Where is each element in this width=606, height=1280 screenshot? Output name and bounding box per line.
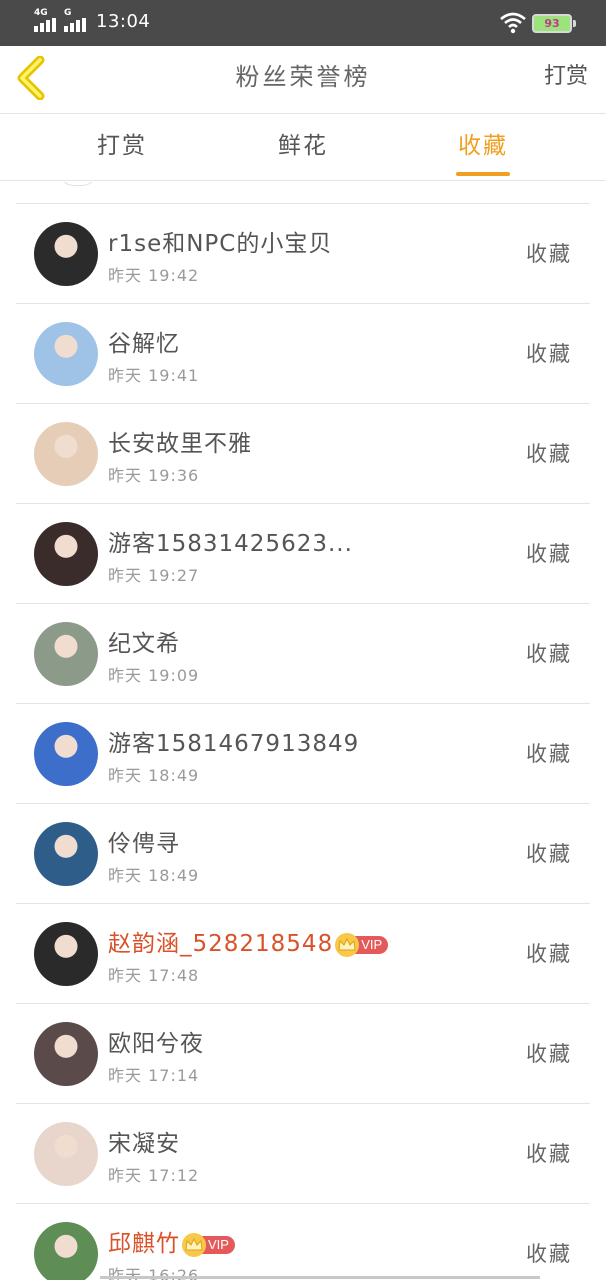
fan-name-text: 游客15831425623...	[108, 531, 353, 557]
fan-name: 游客1581467913849	[108, 724, 359, 758]
fan-timestamp: 昨天 17:12	[108, 1166, 200, 1185]
list-item[interactable]: 游客15831425623... 昨天 19:27 收藏	[16, 504, 590, 604]
fan-name: 长安故里不雅	[108, 424, 252, 458]
status-clock: 13:04	[96, 11, 151, 32]
action-label: 收藏	[526, 842, 572, 866]
battery-icon: 93	[532, 14, 572, 33]
avatar[interactable]	[34, 522, 98, 586]
fan-name-text: 伶俜寻	[108, 831, 180, 857]
status-bar: 4G G 13:04 93	[0, 0, 606, 46]
action-label: 收藏	[526, 342, 572, 366]
fan-name-text: 长安故里不雅	[108, 431, 252, 457]
action-label: 收藏	[526, 942, 572, 966]
avatar[interactable]	[34, 422, 98, 486]
list-item[interactable]: 纪文希昨天 19:09 收藏	[16, 604, 590, 704]
fan-timestamp: 昨天 18:49	[108, 766, 200, 785]
crown-icon	[335, 932, 360, 957]
scroll-indicator	[100, 1276, 540, 1279]
list-item[interactable]: 邱麒竹 VIP 昨天 16:26 收藏	[16, 1204, 590, 1280]
fan-timestamp: 昨天 17:14	[108, 1066, 200, 1085]
list-item[interactable]: 谷解忆昨天 19:41 收藏	[16, 304, 590, 404]
action-label: 收藏	[526, 742, 572, 766]
vip-badge: VIP	[335, 932, 389, 957]
battery-tip	[573, 20, 576, 27]
action-label: 收藏	[526, 1242, 572, 1266]
fan-name: r1se和NPC的小宝贝	[108, 224, 332, 258]
fan-name: 赵韵涵_528218548 VIP	[108, 924, 389, 958]
fan-name-text: 邱麒竹	[108, 1231, 180, 1257]
avatar[interactable]	[34, 1022, 98, 1086]
avatar[interactable]	[34, 722, 98, 786]
tab-bar: 打赏 鲜花 收藏	[0, 115, 606, 181]
fan-name: 纪文希	[108, 624, 180, 658]
avatar[interactable]	[34, 322, 98, 386]
avatar[interactable]	[34, 1222, 98, 1280]
fan-name-text: 赵韵涵_528218548	[108, 931, 334, 957]
action-label: 收藏	[526, 1042, 572, 1066]
network-type-label: 4G	[34, 8, 48, 18]
avatar[interactable]	[34, 822, 98, 886]
tab-favorites[interactable]: 收藏	[423, 115, 543, 177]
action-label: 收藏	[526, 442, 572, 466]
fan-name: 宋凝安	[108, 1124, 180, 1158]
action-label: 收藏	[526, 642, 572, 666]
wifi-icon	[500, 12, 526, 34]
fan-name-text: 谷解忆	[108, 331, 180, 357]
avatar[interactable]	[34, 622, 98, 686]
navigation-bar: 粉丝荣誉榜 打赏	[0, 46, 606, 114]
fan-name: 游客15831425623...	[108, 524, 353, 558]
list-item[interactable]: 赵韵涵_528218548 VIP 昨天 17:48 收藏	[16, 904, 590, 1004]
fan-name-text: 游客1581467913849	[108, 731, 360, 757]
list-item[interactable]: 伶俜寻昨天 18:49 收藏	[16, 804, 590, 904]
avatar[interactable]	[34, 1122, 98, 1186]
fan-name-text: r1se和NPC的小宝贝	[108, 231, 333, 257]
fan-list[interactable]: r1se和NPC的小宝贝 昨天 19:42 收藏 谷解忆 昨天 19:41 收藏 长安故里不…	[0, 182, 606, 1280]
battery-level: 93	[544, 17, 560, 30]
list-item[interactable]: 长安故里不雅昨天 19:36 收藏	[16, 404, 590, 504]
avatar[interactable]	[34, 222, 98, 286]
fan-timestamp: 昨天 19:36	[108, 466, 200, 485]
fan-timestamp: 昨天 17:48	[108, 966, 200, 985]
crown-icon	[182, 1232, 206, 1257]
list-item[interactable]: r1se和NPC的小宝贝昨天 19:42 收藏	[16, 204, 590, 304]
page-title: 粉丝荣誉榜	[235, 63, 371, 91]
fan-name-text: 欧阳兮夜	[108, 1031, 204, 1057]
tab-reward[interactable]: 打赏	[62, 115, 182, 177]
fan-name-text: 纪文希	[108, 631, 180, 657]
list-item-partial	[16, 182, 590, 204]
fan-name: 伶俜寻	[108, 824, 180, 858]
active-tab-indicator	[456, 172, 510, 176]
network-type-label-2: G	[64, 8, 72, 18]
vip-badge: VIP	[182, 1232, 235, 1257]
list-item[interactable]: 游客1581467913849 昨天 18:49 收藏	[16, 704, 590, 804]
signal-g-icon: G	[64, 8, 86, 32]
action-label: 收藏	[526, 1142, 572, 1166]
fan-timestamp: 昨天 19:09	[108, 666, 200, 685]
fan-name: 谷解忆	[108, 324, 180, 358]
reward-button[interactable]: 打赏	[544, 46, 588, 108]
fan-name: 欧阳兮夜	[108, 1024, 204, 1058]
list-item[interactable]: 宋凝安昨天 17:12 收藏	[16, 1104, 590, 1204]
action-label: 收藏	[526, 542, 572, 566]
fan-timestamp: 昨天 19:27	[108, 566, 200, 585]
tab-flowers[interactable]: 鲜花	[243, 115, 363, 177]
fan-name: 邱麒竹 VIP	[108, 1224, 235, 1258]
fan-timestamp: 昨天 18:49	[108, 866, 200, 885]
list-item[interactable]: 欧阳兮夜昨天 17:14 收藏	[16, 1004, 590, 1104]
avatar[interactable]	[34, 922, 98, 986]
fan-name-text: 宋凝安	[108, 1131, 180, 1157]
fan-timestamp: 昨天 19:41	[108, 366, 200, 385]
signal-4g-icon: 4G	[34, 8, 56, 32]
action-label: 收藏	[526, 242, 572, 266]
fan-timestamp: 昨天 19:42	[108, 266, 200, 285]
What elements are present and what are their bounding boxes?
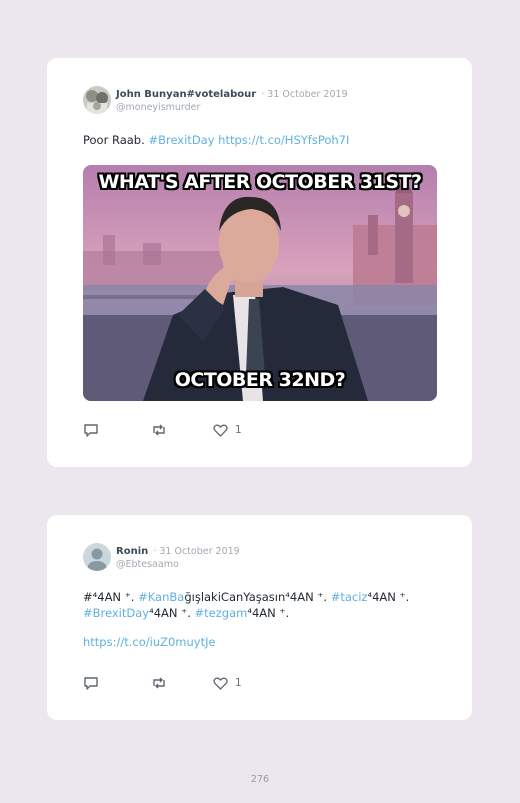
heart-icon [213,424,228,437]
retweet-icon [151,676,167,690]
url-link[interactable]: https://t.co/HSYfsPoh7I [215,133,349,147]
page-number: 276 [250,774,270,785]
reply-button[interactable] [83,676,151,690]
url-link[interactable]: https://t.co/iuZ0muytJe [83,635,216,649]
tweet-text: Poor Raab. #BrexitDay https://t.co/HSYfs… [83,132,448,148]
tweet-date[interactable]: · 31 October 2019 [153,546,239,557]
retweet-icon [151,423,167,437]
tweet-text: #⁴4AN ⁺. #KanBağışlakiCanYaşasın⁴4AN ⁺. … [83,589,448,621]
tweet-card: Ronin · 31 October 2019 @Ebtesaamo #⁴4AN… [47,515,472,720]
avatar[interactable] [83,543,111,571]
retweet-button[interactable] [151,423,213,437]
hashtag-link[interactable]: #BrexitDay [148,133,214,147]
tweet-text-segment: ⁴4AN ⁺. [367,590,410,604]
meme-photo [83,165,437,401]
tweet-header: Ronin · 31 October 2019 @Ebtesaamo [83,543,240,571]
hashtag-link[interactable]: #KanBa [138,590,184,604]
tweet-header: John Bunyan#votelabour · 31 October 2019… [83,86,348,114]
tweet-actions: 1 [83,676,242,690]
tweet-card: John Bunyan#votelabour · 31 October 2019… [47,58,472,467]
tweet-text-segment: ⁴4AN ⁺. [247,606,290,620]
reply-button[interactable] [83,423,151,437]
tweet-actions: 1 [83,423,242,437]
hashtag-link[interactable]: #tezgam [195,606,248,620]
reply-icon [83,676,99,690]
tweet-image[interactable]: WHAT'S AFTER OCTOBER 31ST? OCTOBER 32ND? [83,165,437,401]
tweet-text-segment: ğışlakiCanYaşasın⁴4AN ⁺. [184,590,331,604]
meme-caption-bottom: OCTOBER 32ND? [174,369,346,391]
tweet-date[interactable]: · 31 October 2019 [261,89,347,100]
tweet-text-plain: Poor Raab. [83,133,149,147]
author-handle[interactable]: @moneyismurder [116,102,348,114]
author-name[interactable]: John Bunyan#votelabour [116,89,256,100]
like-count: 1 [235,677,242,689]
retweet-button[interactable] [151,676,213,690]
avatar[interactable] [83,86,111,114]
like-count: 1 [235,424,242,436]
reply-icon [83,423,99,437]
tweet-text-segment: # [83,590,93,604]
author-name[interactable]: Ronin [116,546,148,557]
like-button[interactable]: 1 [213,424,242,437]
hashtag-link[interactable]: #taciz [331,590,368,604]
hashtag-link[interactable]: #BrexitDay [83,606,149,620]
heart-icon [213,677,228,690]
meme-caption-top: WHAT'S AFTER OCTOBER 31ST? [98,171,422,193]
tweet-text-segment: ⁴4AN ⁺. [92,590,139,604]
tweet-text-segment: ⁴4AN ⁺. [149,606,195,620]
like-button[interactable]: 1 [213,677,242,690]
author-handle[interactable]: @Ebtesaamo [116,559,240,571]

> **Task statement**:
Write the lines as a JSON list of strings, one string per line, starting at the line containing "531, 353, 557]" and ending at the line containing "924, 389, 958]".

> **Finished answer**:
[
  "fan-name-text: 游客15831425623...\t[108, 531, 353, 557]",
  "fan-name: 游客1581467913849\t[108, 724, 359, 758]",
  "fan-timestamp: 昨天 17:12\t[108, 1166, 200, 1185]",
  "list-item[interactable]: 游客15831425623... 昨天 19:27 收藏\t[16, 504, 590, 604]",
  "fan-name: 长安故里不雅\t[108, 424, 252, 458]",
  "status-clock: 13:04\t[96, 11, 151, 32]",
  "action-label: 收藏\t[526, 842, 572, 866]",
  "battery-icon: 93\t[532, 14, 572, 33]",
  "avatar[interactable]\t[34, 522, 98, 586]",
  "fan-name-text: 伶俜寻\t[108, 831, 180, 857]",
  "status-bar: 4G G 13:04 93\t[0, 0, 606, 46]",
  "action-label: 收藏\t[526, 342, 572, 366]",
  "fan-name-text: 长安故里不雅\t[108, 431, 252, 457]",
  "action-label: 收藏\t[526, 942, 572, 966]",
  "avatar[interactable]\t[34, 422, 98, 486]",
  "list-item[interactable]: 纪文希昨天 19:09 收藏\t[16, 604, 590, 704]",
  "fan-timestamp: 昨天 18:49\t[108, 766, 200, 785]",
  "crown-icon\t[335, 932, 360, 957]",
  "scroll-indicator\t[100, 1276, 540, 1279]",
  "list-item[interactable]: 邱麒竹 VIP 昨天 16:26 收藏\t[16, 1204, 590, 1280]",
  "fan-timestamp: 昨天 17:14\t[108, 1066, 200, 1085]",
  "list-item[interactable]: 谷解忆昨天 19:41 收藏\t[16, 304, 590, 404]",
  "action-label: 收藏\t[526, 742, 572, 766]",
  "vip-badge: VIP\t[335, 932, 389, 957]",
  "battery-tip\t[573, 20, 576, 27]",
  "action-label: 收藏\t[526, 1242, 572, 1266]",
  "fan-name: r1se和NPC的小宝贝\t[108, 224, 332, 258]",
  "fan-name: 赵韵涵_528218548 VIP\t[108, 924, 389, 958]"
]